(Records about charts and figures)
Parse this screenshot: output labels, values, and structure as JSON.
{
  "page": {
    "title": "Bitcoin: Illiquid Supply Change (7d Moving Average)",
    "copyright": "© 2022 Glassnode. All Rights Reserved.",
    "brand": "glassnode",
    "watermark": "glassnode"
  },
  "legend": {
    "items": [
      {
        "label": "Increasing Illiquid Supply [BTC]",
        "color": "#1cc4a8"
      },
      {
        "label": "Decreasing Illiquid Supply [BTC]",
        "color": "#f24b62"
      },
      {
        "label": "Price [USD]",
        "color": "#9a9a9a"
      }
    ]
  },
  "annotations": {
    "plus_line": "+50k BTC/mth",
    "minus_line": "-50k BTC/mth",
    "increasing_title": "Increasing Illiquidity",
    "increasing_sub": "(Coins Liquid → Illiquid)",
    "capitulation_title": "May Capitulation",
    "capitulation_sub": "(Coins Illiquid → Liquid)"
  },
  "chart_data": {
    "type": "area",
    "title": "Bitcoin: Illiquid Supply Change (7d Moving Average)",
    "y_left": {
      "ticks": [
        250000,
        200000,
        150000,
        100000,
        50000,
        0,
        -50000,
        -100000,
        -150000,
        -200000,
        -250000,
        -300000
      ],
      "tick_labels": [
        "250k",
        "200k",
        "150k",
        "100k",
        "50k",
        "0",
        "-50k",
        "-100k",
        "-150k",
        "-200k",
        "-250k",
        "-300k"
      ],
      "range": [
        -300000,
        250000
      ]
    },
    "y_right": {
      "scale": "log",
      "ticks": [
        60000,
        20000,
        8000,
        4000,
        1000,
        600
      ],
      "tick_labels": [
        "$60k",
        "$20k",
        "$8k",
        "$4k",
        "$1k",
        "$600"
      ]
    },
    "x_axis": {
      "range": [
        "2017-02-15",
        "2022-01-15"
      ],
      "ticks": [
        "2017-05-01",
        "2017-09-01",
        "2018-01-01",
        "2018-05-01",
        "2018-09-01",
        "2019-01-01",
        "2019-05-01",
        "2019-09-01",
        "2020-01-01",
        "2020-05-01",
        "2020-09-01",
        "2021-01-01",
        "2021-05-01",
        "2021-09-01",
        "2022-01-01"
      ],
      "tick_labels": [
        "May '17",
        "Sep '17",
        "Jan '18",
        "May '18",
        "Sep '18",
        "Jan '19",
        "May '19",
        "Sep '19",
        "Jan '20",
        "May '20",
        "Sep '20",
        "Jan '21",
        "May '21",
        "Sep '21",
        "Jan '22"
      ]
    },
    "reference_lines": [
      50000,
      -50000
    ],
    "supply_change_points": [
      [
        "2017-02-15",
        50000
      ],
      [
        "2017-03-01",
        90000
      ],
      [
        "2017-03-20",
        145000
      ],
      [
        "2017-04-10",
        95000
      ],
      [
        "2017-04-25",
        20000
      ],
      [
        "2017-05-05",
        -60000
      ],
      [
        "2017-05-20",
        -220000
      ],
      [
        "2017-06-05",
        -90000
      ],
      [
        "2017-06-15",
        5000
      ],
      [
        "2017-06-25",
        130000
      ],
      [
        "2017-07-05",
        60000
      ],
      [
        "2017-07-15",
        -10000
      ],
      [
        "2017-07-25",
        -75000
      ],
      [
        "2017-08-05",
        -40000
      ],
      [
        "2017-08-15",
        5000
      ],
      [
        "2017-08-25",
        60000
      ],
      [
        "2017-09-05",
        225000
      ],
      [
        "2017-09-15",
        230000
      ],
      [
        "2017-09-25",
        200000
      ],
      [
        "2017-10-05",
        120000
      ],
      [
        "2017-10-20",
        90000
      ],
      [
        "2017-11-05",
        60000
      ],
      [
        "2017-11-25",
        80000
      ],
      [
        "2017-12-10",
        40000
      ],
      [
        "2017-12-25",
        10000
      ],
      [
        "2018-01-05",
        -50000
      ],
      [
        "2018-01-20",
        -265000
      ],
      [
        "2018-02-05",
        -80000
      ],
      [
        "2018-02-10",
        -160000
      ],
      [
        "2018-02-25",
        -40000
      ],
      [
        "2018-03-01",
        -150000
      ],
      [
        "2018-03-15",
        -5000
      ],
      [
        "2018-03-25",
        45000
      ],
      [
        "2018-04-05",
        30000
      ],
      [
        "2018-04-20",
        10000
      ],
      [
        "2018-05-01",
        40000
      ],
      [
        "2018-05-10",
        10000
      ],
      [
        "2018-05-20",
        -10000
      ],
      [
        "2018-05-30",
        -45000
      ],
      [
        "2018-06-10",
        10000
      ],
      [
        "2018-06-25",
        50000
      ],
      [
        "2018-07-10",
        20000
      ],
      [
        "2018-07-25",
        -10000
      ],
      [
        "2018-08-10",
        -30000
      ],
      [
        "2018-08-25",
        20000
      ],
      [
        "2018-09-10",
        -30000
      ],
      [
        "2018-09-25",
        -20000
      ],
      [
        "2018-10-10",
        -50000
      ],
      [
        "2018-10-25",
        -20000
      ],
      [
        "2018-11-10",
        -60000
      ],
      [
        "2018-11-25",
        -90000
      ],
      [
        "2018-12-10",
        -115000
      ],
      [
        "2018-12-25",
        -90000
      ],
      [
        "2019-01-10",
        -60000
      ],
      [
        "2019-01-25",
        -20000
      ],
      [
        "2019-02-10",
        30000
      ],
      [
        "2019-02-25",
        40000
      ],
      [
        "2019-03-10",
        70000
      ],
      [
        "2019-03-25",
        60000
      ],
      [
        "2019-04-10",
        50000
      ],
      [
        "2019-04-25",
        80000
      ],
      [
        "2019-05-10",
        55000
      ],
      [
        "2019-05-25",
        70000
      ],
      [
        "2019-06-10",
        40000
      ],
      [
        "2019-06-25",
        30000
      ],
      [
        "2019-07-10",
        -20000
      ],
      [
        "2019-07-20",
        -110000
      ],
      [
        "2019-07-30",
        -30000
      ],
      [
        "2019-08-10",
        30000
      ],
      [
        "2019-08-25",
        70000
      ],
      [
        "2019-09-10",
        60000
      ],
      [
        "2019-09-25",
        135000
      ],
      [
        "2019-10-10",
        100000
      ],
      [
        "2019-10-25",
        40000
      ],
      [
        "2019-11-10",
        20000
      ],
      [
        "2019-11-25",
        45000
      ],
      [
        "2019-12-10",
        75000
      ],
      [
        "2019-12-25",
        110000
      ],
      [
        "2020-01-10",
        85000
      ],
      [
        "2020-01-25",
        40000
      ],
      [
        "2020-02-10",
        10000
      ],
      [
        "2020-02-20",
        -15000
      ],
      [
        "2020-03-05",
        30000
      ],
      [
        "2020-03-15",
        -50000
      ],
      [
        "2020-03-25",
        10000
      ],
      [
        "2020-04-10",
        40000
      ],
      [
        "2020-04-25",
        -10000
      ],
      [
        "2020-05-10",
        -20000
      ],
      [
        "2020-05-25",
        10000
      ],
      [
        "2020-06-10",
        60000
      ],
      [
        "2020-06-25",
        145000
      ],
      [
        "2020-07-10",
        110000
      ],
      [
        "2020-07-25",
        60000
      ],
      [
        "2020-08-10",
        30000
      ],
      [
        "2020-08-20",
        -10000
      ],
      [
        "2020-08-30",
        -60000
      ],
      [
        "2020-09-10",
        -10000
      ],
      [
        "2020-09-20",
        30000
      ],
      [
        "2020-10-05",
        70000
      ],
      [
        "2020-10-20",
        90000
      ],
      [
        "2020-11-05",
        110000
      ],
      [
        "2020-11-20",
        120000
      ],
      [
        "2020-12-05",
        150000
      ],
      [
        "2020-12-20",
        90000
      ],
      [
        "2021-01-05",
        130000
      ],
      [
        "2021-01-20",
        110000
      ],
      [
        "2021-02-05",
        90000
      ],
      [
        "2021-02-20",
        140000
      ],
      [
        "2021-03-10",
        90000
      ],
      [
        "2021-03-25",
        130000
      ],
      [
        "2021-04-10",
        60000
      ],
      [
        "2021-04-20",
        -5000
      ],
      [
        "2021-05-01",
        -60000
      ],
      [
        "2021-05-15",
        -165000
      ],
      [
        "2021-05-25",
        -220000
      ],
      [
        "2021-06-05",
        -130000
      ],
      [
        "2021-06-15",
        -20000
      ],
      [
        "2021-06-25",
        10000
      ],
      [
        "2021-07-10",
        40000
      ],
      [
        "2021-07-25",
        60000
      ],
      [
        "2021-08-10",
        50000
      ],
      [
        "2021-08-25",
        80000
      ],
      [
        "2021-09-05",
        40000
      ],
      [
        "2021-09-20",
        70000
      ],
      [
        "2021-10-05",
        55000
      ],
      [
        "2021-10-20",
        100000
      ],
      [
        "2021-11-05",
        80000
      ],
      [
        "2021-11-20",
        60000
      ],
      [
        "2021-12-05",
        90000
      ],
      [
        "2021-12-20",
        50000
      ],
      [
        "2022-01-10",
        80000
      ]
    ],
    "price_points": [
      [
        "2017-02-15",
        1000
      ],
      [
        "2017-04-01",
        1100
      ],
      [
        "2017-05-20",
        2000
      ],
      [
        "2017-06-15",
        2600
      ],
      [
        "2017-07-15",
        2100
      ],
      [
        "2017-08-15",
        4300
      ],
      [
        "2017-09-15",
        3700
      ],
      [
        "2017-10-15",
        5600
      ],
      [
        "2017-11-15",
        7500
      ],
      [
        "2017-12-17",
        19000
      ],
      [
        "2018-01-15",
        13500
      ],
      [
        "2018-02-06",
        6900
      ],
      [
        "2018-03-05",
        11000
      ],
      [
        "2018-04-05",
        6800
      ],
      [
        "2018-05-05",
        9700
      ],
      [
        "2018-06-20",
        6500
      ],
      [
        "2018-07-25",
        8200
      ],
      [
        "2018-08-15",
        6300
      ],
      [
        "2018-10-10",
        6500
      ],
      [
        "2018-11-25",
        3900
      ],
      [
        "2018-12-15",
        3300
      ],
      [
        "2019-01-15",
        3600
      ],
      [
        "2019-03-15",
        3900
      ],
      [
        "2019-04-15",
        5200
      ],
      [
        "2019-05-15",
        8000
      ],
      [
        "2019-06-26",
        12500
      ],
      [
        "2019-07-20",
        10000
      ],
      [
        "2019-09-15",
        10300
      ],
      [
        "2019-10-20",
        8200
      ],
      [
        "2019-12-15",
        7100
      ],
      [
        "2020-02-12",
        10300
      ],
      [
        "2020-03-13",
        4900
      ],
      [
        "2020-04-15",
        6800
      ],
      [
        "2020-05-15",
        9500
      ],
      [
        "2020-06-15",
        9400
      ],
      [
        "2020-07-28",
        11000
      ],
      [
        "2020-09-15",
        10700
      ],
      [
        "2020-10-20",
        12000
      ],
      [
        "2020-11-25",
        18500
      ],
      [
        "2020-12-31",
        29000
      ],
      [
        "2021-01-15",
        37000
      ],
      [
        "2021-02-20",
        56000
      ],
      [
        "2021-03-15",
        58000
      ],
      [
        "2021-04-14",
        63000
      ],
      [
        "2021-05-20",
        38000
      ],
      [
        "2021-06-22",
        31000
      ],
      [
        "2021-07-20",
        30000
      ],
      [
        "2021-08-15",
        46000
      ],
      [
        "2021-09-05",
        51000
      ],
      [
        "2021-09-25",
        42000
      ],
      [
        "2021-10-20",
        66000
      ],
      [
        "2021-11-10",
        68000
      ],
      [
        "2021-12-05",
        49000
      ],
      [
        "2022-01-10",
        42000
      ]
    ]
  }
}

| Goal |
Collect the lines that hold "color".

| Correct result |
        "color": "#1cc4a8"
        "color": "#f24b62"
        "color": "#9a9a9a"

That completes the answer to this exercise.